Exercise objective:
Quote all entries in full, exactly.

┏━━

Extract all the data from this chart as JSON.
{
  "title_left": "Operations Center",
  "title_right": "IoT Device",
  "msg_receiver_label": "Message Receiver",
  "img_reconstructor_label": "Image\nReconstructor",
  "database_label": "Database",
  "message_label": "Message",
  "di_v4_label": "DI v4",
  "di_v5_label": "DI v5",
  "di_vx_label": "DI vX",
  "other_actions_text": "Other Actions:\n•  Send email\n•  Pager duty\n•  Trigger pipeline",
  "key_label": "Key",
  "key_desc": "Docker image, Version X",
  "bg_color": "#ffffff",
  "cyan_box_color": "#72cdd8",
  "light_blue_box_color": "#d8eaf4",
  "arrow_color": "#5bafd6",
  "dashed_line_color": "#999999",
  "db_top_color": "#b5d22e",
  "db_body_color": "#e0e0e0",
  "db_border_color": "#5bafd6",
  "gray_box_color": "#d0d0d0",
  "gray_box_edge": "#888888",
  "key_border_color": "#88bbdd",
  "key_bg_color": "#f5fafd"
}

┗━━

Exercise output:
Extract all the data from this chart as JSON.
{
  "title_left": "Operations Center",
  "title_right": "IoT Device",
  "msg_receiver_label": "Message Receiver",
  "img_reconstructor_label": "Image\nReconstructor",
  "database_label": "Database",
  "message_label": "Message",
  "di_v4_label": "DI v4",
  "di_v5_label": "DI v5",
  "di_vx_label": "DI vX",
  "other_actions_text": "Other Actions:\n•  Send email\n•  Pager duty\n•  Trigger pipeline",
  "key_label": "Key",
  "key_desc": "Docker image, Version X",
  "bg_color": "#ffffff",
  "cyan_box_color": "#72cdd8",
  "light_blue_box_color": "#d8eaf4",
  "arrow_color": "#5bafd6",
  "dashed_line_color": "#999999",
  "db_top_color": "#b5d22e",
  "db_body_color": "#e0e0e0",
  "db_border_color": "#5bafd6",
  "gray_box_color": "#d0d0d0",
  "gray_box_edge": "#888888",
  "key_border_color": "#88bbdd",
  "key_bg_color": "#f5fafd"
}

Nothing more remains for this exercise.